### SHORT TASK:
Could you repeat the records below exactly, leaving out any pictures?

[Lines of data]
((

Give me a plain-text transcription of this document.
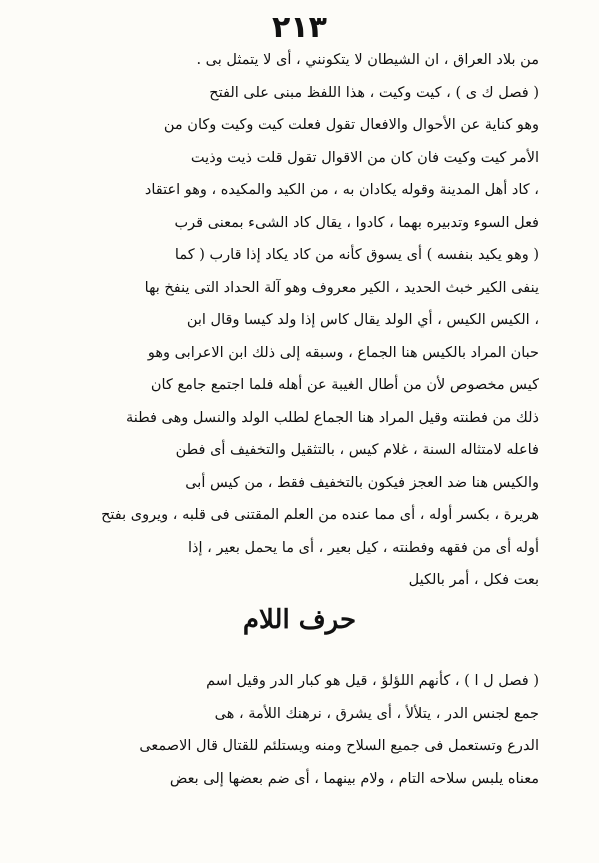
٢١٣
من بلاد العراق ، ان الشيطان لا يتكونني ، أى لا يتمثل بى .
( فصل ك ى ) ، كيت وكيت ، هذا اللفظ مبنى على الفتح
وهو كناية عن الأحوال والافعال تقول فعلت كيت وكيت وكان من
الأمر كيت وكيت فان كان من الاقوال تقول قلت ذيت وذيت
، كاد أهل المدينة وقوله يكادان به ، من الكيد والمكيده ، وهو اعتقاد
فعل السوء وتدبيره بهما ، كادوا ، يقال كاد الشىء بمعنى قرب
( وهو يكيد بنفسه ) أى يسوق كأنه من كاد يكاد إذا قارب ( كما
ينفى الكير خبث الحديد ، الكير معروف وهو آلة الحداد التى ينفخ بها
، الكيس الكيس ، أي الولد يقال كاس إذا ولد كيسا وقال ابن
حبان المراد بالكيس هنا الجماع ، وسبقه إلى ذلك ابن الاعرابى وهو
كيس مخصوص لأن من أطال الغيبة عن أهله فلما اجتمع جامع كان
ذلك من فطنته وقيل المراد هنا الجماع لطلب الولد والنسل وهى فطنة
فاعله لامتثاله السنة ، غلام كيس ، بالتثقيل والتخفيف أى فطن
والكيس هنا ضد العجز فيكون بالتخفيف فقط ، من كيس أبى
هريرة ، بكسر أوله ، أى مما عنده من العلم المقتنى فى قلبه ، ويروى بفتح
أوله أى من فقهه وفطنته ، كيل بعير ، أى ما يحمل بعير ، إذا
بعت فكل ، أمر بالكيل
حرف اللام
( فصل ل ا ) ، كأنهم اللؤلؤ ، قيل هو كبار الدر وقيل اسم
جمع لجنس الدر ، يتلألأ ، أى يشرق ، نرهنك اللأمة ، هى
الدرع وتستعمل فى جميع السلاح ومنه ويستلئم للقتال قال الاصمعى
معناه يلبس سلاحه التام ، ولام بينهما ، أى ضم بعضها إلى بعض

))

### ANSWER TO THE TASK:
Give me a plain-text transcription of this document.
٢١٣
من بلاد العراق ، ان الشيطان لا يتكونني ، أى لا يتمثل بى .
( فصل ك ى ) ، كيت وكيت ، هذا اللفظ مبنى على الفتح
وهو كناية عن الأحوال والافعال تقول فعلت كيت وكيت وكان من
الأمر كيت وكيت فان كان من الاقوال تقول قلت ذيت وذيت
، كاد أهل المدينة وقوله يكادان به ، من الكيد والمكيده ، وهو اعتقاد
فعل السوء وتدبيره بهما ، كادوا ، يقال كاد الشىء بمعنى قرب
( وهو يكيد بنفسه ) أى يسوق كأنه من كاد يكاد إذا قارب ( كما
ينفى الكير خبث الحديد ، الكير معروف وهو آلة الحداد التى ينفخ بها
، الكيس الكيس ، أي الولد يقال كاس إذا ولد كيسا وقال ابن
حبان المراد بالكيس هنا الجماع ، وسبقه إلى ذلك ابن الاعرابى وهو
كيس مخصوص لأن من أطال الغيبة عن أهله فلما اجتمع جامع كان
ذلك من فطنته وقيل المراد هنا الجماع لطلب الولد والنسل وهى فطنة
فاعله لامتثاله السنة ، غلام كيس ، بالتثقيل والتخفيف أى فطن
والكيس هنا ضد العجز فيكون بالتخفيف فقط ، من كيس أبى
هريرة ، بكسر أوله ، أى مما عنده من العلم المقتنى فى قلبه ، ويروى بفتح
أوله أى من فقهه وفطنته ، كيل بعير ، أى ما يحمل بعير ، إذا
بعت فكل ، أمر بالكيل
حرف اللام
( فصل ل ا ) ، كأنهم اللؤلؤ ، قيل هو كبار الدر وقيل اسم
جمع لجنس الدر ، يتلألأ ، أى يشرق ، نرهنك اللأمة ، هى
الدرع وتستعمل فى جميع السلاح ومنه ويستلئم للقتال قال الاصمعى
معناه يلبس سلاحه التام ، ولام بينهما ، أى ضم بعضها إلى بعض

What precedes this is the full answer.